→ Problem requirements
Reproduce each record below exactly as written.
== Working data
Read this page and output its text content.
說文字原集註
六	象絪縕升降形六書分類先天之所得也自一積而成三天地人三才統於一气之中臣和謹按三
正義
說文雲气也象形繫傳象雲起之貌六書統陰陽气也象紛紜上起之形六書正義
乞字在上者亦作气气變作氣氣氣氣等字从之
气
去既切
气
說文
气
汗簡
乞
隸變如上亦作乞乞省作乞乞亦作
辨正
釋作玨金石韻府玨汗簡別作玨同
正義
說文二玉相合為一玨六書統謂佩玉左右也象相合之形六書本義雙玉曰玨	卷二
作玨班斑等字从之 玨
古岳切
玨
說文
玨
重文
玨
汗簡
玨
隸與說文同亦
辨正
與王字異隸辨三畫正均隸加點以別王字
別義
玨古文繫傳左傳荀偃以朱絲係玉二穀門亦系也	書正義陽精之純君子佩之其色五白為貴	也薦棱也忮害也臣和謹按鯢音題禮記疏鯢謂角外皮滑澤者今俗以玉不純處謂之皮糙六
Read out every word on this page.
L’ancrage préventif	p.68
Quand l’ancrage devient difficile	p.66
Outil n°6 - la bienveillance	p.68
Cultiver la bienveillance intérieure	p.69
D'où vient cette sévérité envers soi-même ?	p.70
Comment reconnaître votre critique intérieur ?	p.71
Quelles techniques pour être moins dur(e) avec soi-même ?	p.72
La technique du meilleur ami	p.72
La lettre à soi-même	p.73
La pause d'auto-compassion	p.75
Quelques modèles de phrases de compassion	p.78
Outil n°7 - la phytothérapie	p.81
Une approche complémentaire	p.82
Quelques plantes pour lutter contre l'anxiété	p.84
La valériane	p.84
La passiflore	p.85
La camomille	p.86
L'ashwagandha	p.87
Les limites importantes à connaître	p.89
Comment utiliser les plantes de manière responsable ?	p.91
====
→ Worked answer
Read this page and output its text content.
說文字原集註
六	象絪縕升降形六書分類先天之所得也自一積而成三天地人三才統於一气之中臣和謹按三
正義
說文雲气也象形繫傳象雲起之貌六書統陰陽气也象紛紜上起之形六書正義
乞字在上者亦作气气變作氣氣氣氣等字从之
气
去既切
气
說文
气
汗簡
乞
隸變如上亦作乞乞省作乞乞亦作
辨正
釋作玨金石韻府玨汗簡別作玨同
正義
說文二玉相合為一玨六書統謂佩玉左右也象相合之形六書本義雙玉曰玨	卷二
作玨班斑等字从之 玨
古岳切
玨
說文
玨
重文
玨
汗簡
玨
隸與說文同亦
辨正
與王字異隸辨三畫正均隸加點以別王字
別義
玨古文繫傳左傳荀偃以朱絲係玉二穀門亦系也	書正義陽精之純君子佩之其色五白為貴	也薦棱也忮害也臣和謹按鯢音題禮記疏鯢謂角外皮滑澤者今俗以玉不純處謂之皮糙六
Read out every word on this page.
L’ancrage préventif	p.68
Quand l’ancrage devient difficile	p.66
Outil n°6 - la bienveillance	p.68
Cultiver la bienveillance intérieure	p.69
D'où vient cette sévérité envers soi-même ?	p.70
Comment reconnaître votre critique intérieur ?	p.71
Quelles techniques pour être moins dur(e) avec soi-même ?	p.72
La technique du meilleur ami	p.72
La lettre à soi-même	p.73
La pause d'auto-compassion	p.75
Quelques modèles de phrases de compassion	p.78
Outil n°7 - la phytothérapie	p.81
Une approche complémentaire	p.82
Quelques plantes pour lutter contre l'anxiété	p.84
La valériane	p.84
La passiflore	p.85
La camomille	p.86
L'ashwagandha	p.87
Les limites importantes à connaître	p.89
Comment utiliser les plantes de manière responsable ?	p.91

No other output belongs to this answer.